Every line below that contains "perché" is to be copied.

- **Entries shown**:
****
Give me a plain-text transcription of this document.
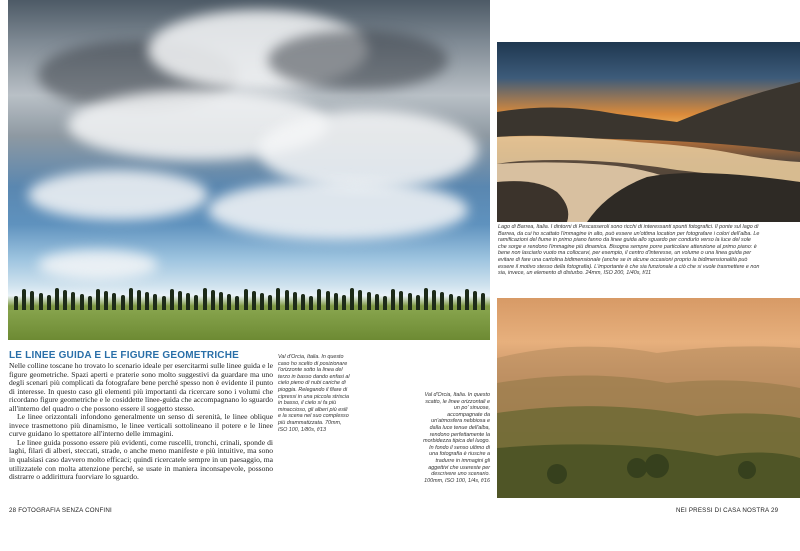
Lago di Barrea, Italia. I dintorni di Pescasseroli sono ricchi di interessanti spunti fotografici. Il ponte sul lago di Barrea, da cui ho scattato l'immagine in alto, può essere un'ottima location per fotografare i colori dell'alba. Le ramificazioni del fiume in primo piano fanno da linee guida allo sguardo per condurlo verso la luce del sole che sorge e rendono l'immagine più dinamica. Bisogna sempre porre particolare attenzione al primo piano: è bene non lasciarlo vuoto ma collocarvi, per esempio, il centro d'interesse, un volume o una linea guida per evitare di fare una cartolina bidimensionale (anche se in alcune occasioni proprio la bidimensionalità può essere il motivo stesso della fotografia). L'importante è che sia funzionale a ciò che si vuole trasmettere e non sia, invece, un elemento di disturbo. 24mm, ISO 200, 1/40s, f/11
LE LINEE GUIDA E LE FIGURE GEOMETRICHE

Nelle colline toscane ho trovato lo scenario ideale per esercitarmi sulle linee guida e le figure geometriche. Spazi aperti e praterie sono molto suggestivi da guardare ma uno degli scenari più complicati da fotografare bene perché spesso non è evidente il punto di interesse. In questo caso gli elementi più importanti da ricercare sono i volumi che ricordano figure geometriche e le cosiddette linee-guida che accompagnano lo sguardo all'interno del quadro o che possono essere il soggetto stesso.

Le linee orizzontali infondono generalmente un senso di serenità, le linee oblique invece trasmettono più dinamismo, le linee verticali sottolineano il potere e le linee curve guidano lo spettatore all'interno delle immagini.

Le linee guida possono essere più evidenti, come ruscelli, tronchi, crinali, sponde di laghi, filari di alberi, steccati, strade, o anche meno manifeste e più intuitive, ma sono in qualsiasi caso davvero molto efficaci; quindi ricercatele sempre in un paesaggio, ma utilizzatele con molta attenzione perché, se usate in maniera inconsapevole, possono distrarre o addirittura fuorviare lo sguardo.

Val d'Orcia, Italia. In questo caso ho scelto di posizionare l'orizzonte sotto la linea del terzo in basso dando enfasi al cielo pieno di nubi cariche di pioggia. Relegando il filare di cipressi in una piccola striscia in basso, il cielo si fa più minaccioso, gli alberi più esili e la scena nel suo complesso più drammatizzata. 70mm, ISO 100, 1/80s, f/13
Val d'Orcia, Italia. In questo scatto, le linee orizzontali e un po' sinuose, accompagnate da un'atmosfera nebbiosa e dalla luce tenue dell'alba, rendono perfettamente la morbidezza tipica del luogo. In fondo il senso ultimo di una fotografia è riuscire a tradurre in immagini gli aggettivi che userestе per descrivere uno scenario. 100mm, ISO 100, 1/4s, f/16
28 FOTOGRAFIA SENZA CONFINI	NEI PRESSI DI CASA NOSTRA 29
****
- **Answer for the task**:
Nelle colline toscane ho trovato lo scenario ideale per esercitarmi sulle linee guida e le figure geometriche. Spazi aperti e praterie sono molto suggestivi da guardare ma uno degli scenari più complicati da fotografare bene perché spesso non è evidente il punto di interesse. In questo caso gli elementi più importanti da ricercare sono i volumi che ricordano figure geometriche e le cosiddette linee-guida che accompagnano lo sguardo all'interno del quadro o che possono essere il soggetto stesso.
Le linee guida possono essere più evidenti, come ruscelli, tronchi, crinali, sponde di laghi, filari di alberi, steccati, strade, o anche meno manifeste e più intuitive, ma sono in qualsiasi caso davvero molto efficaci; quindi ricercatele sempre in un paesaggio, ma utilizzatele con molta attenzione perché, se usate in maniera inconsapevole, possono distrarre o addirittura fuorviare lo sguardo.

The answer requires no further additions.